_EXERCISE DESCRIPTION_
Return all lines from the listing below in which the string "this" occurs.

_Figure collection entries_
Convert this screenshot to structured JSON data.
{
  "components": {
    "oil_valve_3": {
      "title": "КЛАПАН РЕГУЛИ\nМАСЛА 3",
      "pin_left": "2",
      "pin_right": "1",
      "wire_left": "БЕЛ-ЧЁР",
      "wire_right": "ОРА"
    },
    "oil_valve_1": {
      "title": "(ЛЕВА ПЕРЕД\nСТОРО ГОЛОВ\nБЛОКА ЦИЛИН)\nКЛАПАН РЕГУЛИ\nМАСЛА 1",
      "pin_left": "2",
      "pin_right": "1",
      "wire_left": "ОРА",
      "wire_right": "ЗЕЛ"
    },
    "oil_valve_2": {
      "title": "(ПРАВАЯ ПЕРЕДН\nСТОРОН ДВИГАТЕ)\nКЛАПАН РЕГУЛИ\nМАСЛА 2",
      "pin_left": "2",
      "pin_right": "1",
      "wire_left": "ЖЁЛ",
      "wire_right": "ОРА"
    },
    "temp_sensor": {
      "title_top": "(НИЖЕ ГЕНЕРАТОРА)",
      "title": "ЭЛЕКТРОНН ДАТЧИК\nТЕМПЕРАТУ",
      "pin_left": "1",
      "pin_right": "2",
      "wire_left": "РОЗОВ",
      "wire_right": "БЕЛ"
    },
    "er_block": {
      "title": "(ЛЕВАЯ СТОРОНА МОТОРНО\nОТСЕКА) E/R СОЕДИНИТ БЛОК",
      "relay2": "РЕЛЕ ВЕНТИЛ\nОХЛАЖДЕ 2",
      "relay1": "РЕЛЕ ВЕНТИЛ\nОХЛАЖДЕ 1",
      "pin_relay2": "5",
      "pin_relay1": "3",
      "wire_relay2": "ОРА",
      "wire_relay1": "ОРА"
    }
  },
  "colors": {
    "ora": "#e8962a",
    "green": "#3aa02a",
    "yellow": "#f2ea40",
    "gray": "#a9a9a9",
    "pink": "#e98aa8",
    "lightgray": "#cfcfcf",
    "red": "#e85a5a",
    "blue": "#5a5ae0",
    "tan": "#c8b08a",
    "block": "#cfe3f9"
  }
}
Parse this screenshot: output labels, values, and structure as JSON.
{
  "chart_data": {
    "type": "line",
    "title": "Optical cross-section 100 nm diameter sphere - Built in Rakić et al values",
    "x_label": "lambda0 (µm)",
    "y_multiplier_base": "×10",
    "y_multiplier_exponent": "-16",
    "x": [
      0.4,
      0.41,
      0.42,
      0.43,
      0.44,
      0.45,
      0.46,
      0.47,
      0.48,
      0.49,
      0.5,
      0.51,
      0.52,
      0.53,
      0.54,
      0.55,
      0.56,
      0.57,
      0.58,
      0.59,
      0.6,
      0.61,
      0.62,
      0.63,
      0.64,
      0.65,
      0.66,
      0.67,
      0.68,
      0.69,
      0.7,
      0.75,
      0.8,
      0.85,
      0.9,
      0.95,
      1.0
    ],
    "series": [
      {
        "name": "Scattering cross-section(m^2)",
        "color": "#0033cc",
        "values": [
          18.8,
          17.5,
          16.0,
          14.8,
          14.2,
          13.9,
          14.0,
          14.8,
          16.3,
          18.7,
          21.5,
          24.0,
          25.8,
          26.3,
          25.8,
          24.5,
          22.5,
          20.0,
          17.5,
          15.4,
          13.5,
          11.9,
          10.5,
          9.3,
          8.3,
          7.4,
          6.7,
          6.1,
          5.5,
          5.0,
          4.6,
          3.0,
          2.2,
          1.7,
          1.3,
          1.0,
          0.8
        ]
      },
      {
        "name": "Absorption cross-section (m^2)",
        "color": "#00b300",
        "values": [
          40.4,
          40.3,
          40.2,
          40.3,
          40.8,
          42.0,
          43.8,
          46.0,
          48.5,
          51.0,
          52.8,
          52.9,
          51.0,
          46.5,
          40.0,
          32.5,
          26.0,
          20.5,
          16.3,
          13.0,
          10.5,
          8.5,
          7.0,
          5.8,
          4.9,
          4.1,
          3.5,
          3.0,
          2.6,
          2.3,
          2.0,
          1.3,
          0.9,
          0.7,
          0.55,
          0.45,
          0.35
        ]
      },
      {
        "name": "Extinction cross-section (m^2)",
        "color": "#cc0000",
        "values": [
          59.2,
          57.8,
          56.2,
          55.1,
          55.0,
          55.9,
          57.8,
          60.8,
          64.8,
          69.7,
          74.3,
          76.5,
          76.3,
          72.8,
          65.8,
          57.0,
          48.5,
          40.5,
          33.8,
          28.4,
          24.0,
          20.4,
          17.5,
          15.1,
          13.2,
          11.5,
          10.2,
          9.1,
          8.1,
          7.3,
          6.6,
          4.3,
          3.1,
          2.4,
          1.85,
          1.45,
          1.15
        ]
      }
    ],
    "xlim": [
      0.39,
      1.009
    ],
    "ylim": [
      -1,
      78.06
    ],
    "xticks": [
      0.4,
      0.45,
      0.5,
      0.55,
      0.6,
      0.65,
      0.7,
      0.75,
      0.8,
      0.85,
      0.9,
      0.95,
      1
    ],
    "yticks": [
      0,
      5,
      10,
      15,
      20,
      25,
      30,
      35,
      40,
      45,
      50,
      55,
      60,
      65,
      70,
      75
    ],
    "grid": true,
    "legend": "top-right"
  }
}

_WRITTEN ANSWER_
Convert this screenshot to structured JSON data.
Parse this screenshot: output labels, values, and structure as JSON.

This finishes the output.